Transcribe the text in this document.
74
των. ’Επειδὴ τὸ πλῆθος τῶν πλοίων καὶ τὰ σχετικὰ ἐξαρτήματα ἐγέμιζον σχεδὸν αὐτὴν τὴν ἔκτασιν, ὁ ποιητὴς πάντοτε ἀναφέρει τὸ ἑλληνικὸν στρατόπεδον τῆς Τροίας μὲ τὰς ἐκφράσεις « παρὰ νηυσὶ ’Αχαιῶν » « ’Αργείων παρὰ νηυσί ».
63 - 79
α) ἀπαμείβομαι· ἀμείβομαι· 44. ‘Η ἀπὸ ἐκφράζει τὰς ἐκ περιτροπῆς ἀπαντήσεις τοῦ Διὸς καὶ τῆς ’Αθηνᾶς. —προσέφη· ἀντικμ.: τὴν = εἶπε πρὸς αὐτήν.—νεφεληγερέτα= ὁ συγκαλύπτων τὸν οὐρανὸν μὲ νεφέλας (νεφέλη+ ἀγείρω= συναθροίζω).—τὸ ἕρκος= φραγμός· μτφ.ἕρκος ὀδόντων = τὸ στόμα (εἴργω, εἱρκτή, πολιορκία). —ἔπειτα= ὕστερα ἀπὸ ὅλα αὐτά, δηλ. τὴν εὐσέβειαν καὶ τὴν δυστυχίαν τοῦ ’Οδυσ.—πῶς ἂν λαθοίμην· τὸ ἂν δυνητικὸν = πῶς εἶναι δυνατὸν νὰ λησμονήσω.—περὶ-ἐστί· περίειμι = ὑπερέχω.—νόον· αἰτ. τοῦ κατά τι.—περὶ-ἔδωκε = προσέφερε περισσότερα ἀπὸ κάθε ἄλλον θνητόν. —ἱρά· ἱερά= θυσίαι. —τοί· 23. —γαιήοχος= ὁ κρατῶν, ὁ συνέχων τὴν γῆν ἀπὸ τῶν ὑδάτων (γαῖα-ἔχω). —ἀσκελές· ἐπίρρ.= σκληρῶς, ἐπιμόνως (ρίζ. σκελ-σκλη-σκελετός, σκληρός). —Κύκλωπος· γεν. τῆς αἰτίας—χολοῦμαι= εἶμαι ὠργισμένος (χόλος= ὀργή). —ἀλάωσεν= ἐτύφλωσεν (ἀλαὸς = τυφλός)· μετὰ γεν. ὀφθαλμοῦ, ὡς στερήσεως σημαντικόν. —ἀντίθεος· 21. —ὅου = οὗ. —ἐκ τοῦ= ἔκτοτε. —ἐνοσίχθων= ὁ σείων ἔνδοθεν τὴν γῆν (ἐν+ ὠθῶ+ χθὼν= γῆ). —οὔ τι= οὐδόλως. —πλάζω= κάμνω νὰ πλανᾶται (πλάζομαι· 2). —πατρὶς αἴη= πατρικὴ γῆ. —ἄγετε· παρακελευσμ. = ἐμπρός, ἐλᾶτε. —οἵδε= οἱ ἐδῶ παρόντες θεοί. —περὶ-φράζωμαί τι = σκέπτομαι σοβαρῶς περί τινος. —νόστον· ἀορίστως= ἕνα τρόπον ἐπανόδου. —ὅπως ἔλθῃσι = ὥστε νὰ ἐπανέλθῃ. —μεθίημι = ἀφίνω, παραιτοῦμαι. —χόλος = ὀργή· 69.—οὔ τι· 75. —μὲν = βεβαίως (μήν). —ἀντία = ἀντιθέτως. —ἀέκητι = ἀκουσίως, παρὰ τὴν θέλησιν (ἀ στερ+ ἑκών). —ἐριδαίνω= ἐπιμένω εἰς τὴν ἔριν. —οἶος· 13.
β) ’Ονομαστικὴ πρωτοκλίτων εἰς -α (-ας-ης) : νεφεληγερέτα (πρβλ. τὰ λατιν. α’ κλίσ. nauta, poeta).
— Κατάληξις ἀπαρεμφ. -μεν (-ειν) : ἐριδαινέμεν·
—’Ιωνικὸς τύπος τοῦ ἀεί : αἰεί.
##############################
(WHAT YOU WILL DO) Every record above needs to be repeated word for word.

(COMPLETE ANSWER)
Transcribe the text in this document.
74
των. ’Επειδὴ τὸ πλῆθος τῶν πλοίων καὶ τὰ σχετικὰ ἐξαρτήματα ἐγέμιζον σχεδὸν αὐτὴν τὴν ἔκτασιν, ὁ ποιητὴς πάντοτε ἀναφέρει τὸ ἑλληνικὸν στρατόπεδον τῆς Τροίας μὲ τὰς ἐκφράσεις « παρὰ νηυσὶ ’Αχαιῶν » « ’Αργείων παρὰ νηυσί ».
63 - 79
α) ἀπαμείβομαι· ἀμείβομαι· 44. ‘Η ἀπὸ ἐκφράζει τὰς ἐκ περιτροπῆς ἀπαντήσεις τοῦ Διὸς καὶ τῆς ’Αθηνᾶς. —προσέφη· ἀντικμ.: τὴν = εἶπε πρὸς αὐτήν.—νεφεληγερέτα= ὁ συγκαλύπτων τὸν οὐρανὸν μὲ νεφέλας (νεφέλη+ ἀγείρω= συναθροίζω).—τὸ ἕρκος= φραγμός· μτφ.ἕρκος ὀδόντων = τὸ στόμα (εἴργω, εἱρκτή, πολιορκία). —ἔπειτα= ὕστερα ἀπὸ ὅλα αὐτά, δηλ. τὴν εὐσέβειαν καὶ τὴν δυστυχίαν τοῦ ’Οδυσ.—πῶς ἂν λαθοίμην· τὸ ἂν δυνητικὸν = πῶς εἶναι δυνατὸν νὰ λησμονήσω.—περὶ-ἐστί· περίειμι = ὑπερέχω.—νόον· αἰτ. τοῦ κατά τι.—περὶ-ἔδωκε = προσέφερε περισσότερα ἀπὸ κάθε ἄλλον θνητόν. —ἱρά· ἱερά= θυσίαι. —τοί· 23. —γαιήοχος= ὁ κρατῶν, ὁ συνέχων τὴν γῆν ἀπὸ τῶν ὑδάτων (γαῖα-ἔχω). —ἀσκελές· ἐπίρρ.= σκληρῶς, ἐπιμόνως (ρίζ. σκελ-σκλη-σκελετός, σκληρός). —Κύκλωπος· γεν. τῆς αἰτίας—χολοῦμαι= εἶμαι ὠργισμένος (χόλος= ὀργή). —ἀλάωσεν= ἐτύφλωσεν (ἀλαὸς = τυφλός)· μετὰ γεν. ὀφθαλμοῦ, ὡς στερήσεως σημαντικόν. —ἀντίθεος· 21. —ὅου = οὗ. —ἐκ τοῦ= ἔκτοτε. —ἐνοσίχθων= ὁ σείων ἔνδοθεν τὴν γῆν (ἐν+ ὠθῶ+ χθὼν= γῆ). —οὔ τι= οὐδόλως. —πλάζω= κάμνω νὰ πλανᾶται (πλάζομαι· 2). —πατρὶς αἴη= πατρικὴ γῆ. —ἄγετε· παρακελευσμ. = ἐμπρός, ἐλᾶτε. —οἵδε= οἱ ἐδῶ παρόντες θεοί. —περὶ-φράζωμαί τι = σκέπτομαι σοβαρῶς περί τινος. —νόστον· ἀορίστως= ἕνα τρόπον ἐπανόδου. —ὅπως ἔλθῃσι = ὥστε νὰ ἐπανέλθῃ. —μεθίημι = ἀφίνω, παραιτοῦμαι. —χόλος = ὀργή· 69.—οὔ τι· 75. —μὲν = βεβαίως (μήν). —ἀντία = ἀντιθέτως. —ἀέκητι = ἀκουσίως, παρὰ τὴν θέλησιν (ἀ στερ+ ἑκών). —ἐριδαίνω= ἐπιμένω εἰς τὴν ἔριν. —οἶος· 13.
β) ’Ονομαστικὴ πρωτοκλίτων εἰς -α (-ας-ης) : νεφεληγερέτα (πρβλ. τὰ λατιν. α’ κλίσ. nauta, poeta).
— Κατάληξις ἀπαρεμφ. -μεν (-ειν) : ἐριδαινέμεν·
—’Ιωνικὸς τύπος τοῦ ἀεί : αἰεί.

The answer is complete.